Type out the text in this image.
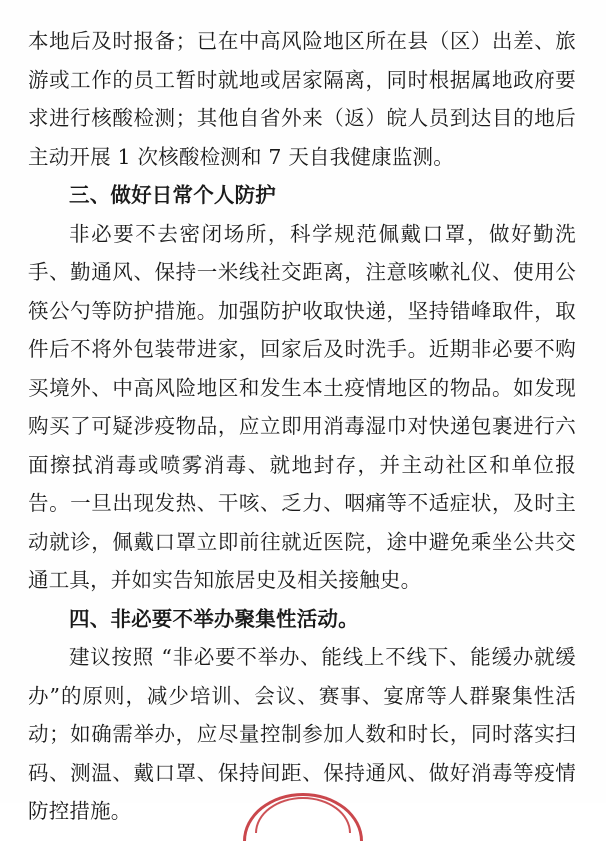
本地后及时报备；已在中高风险地区所在县（区）出差、旅游或工作的员工暂时就地或居家隔离，同时根据属地政府要求进行核酸检测；其他自省外来（返）皖人员到达目的地后主动开展 1 次核酸检测和 7 天自我健康监测。

三、做好日常个人防护

非必要不去密闭场所，科学规范佩戴口罩，做好勤洗手、勤通风、保持一米线社交距离，注意咳嗽礼仪、使用公筷公勺等防护措施。加强防护收取快递，坚持错峰取件，取件后不将外包装带进家，回家后及时洗手。近期非必要不购买境外、中高风险地区和发生本土疫情地区的物品。如发现购买了可疑涉疫物品，应立即用消毒湿巾对快递包裹进行六面擦拭消毒或喷雾消毒、就地封存，并主动社区和单位报告。一旦出现发热、干咳、乏力、咽痛等不适症状，及时主动就诊，佩戴口罩立即前往就近医院，途中避免乘坐公共交通工具，并如实告知旅居史及相关接触史。

四、非必要不举办聚集性活动。

建议按照 “非必要不举办、能线上不线下、能缓办就缓办”的原则，减少培训、会议、赛事、宴席等人群聚集性活动；如确需举办，应尽量控制参加人数和时长，同时落实扫码、测温、戴口罩、保持间距、保持通风、做好消毒等疫情防控措施。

::::

**What you need to do**
Without the pictures, return the entries exactly as they appear.

**Response**
Type out the text in this image.
本地后及时报备；已在中高风险地区所在县（区）出差、旅游或工作的员工暂时就地或居家隔离，同时根据属地政府要求进行核酸检测；其他自省外来（返）皖人员到达目的地后主动开展 1 次核酸检测和 7 天自我健康监测。

三、做好日常个人防护

非必要不去密闭场所，科学规范佩戴口罩，做好勤洗手、勤通风、保持一米线社交距离，注意咳嗽礼仪、使用公筷公勺等防护措施。加强防护收取快递，坚持错峰取件，取件后不将外包装带进家，回家后及时洗手。近期非必要不购买境外、中高风险地区和发生本土疫情地区的物品。如发现购买了可疑涉疫物品，应立即用消毒湿巾对快递包裹进行六面擦拭消毒或喷雾消毒、就地封存，并主动社区和单位报告。一旦出现发热、干咳、乏力、咽痛等不适症状，及时主动就诊，佩戴口罩立即前往就近医院，途中避免乘坐公共交通工具，并如实告知旅居史及相关接触史。

四、非必要不举办聚集性活动。

建议按照 “非必要不举办、能线上不线下、能缓办就缓办”的原则，减少培训、会议、赛事、宴席等人群聚集性活动；如确需举办，应尽量控制参加人数和时长，同时落实扫码、测温、戴口罩、保持间距、保持通风、做好消毒等疫情防控措施。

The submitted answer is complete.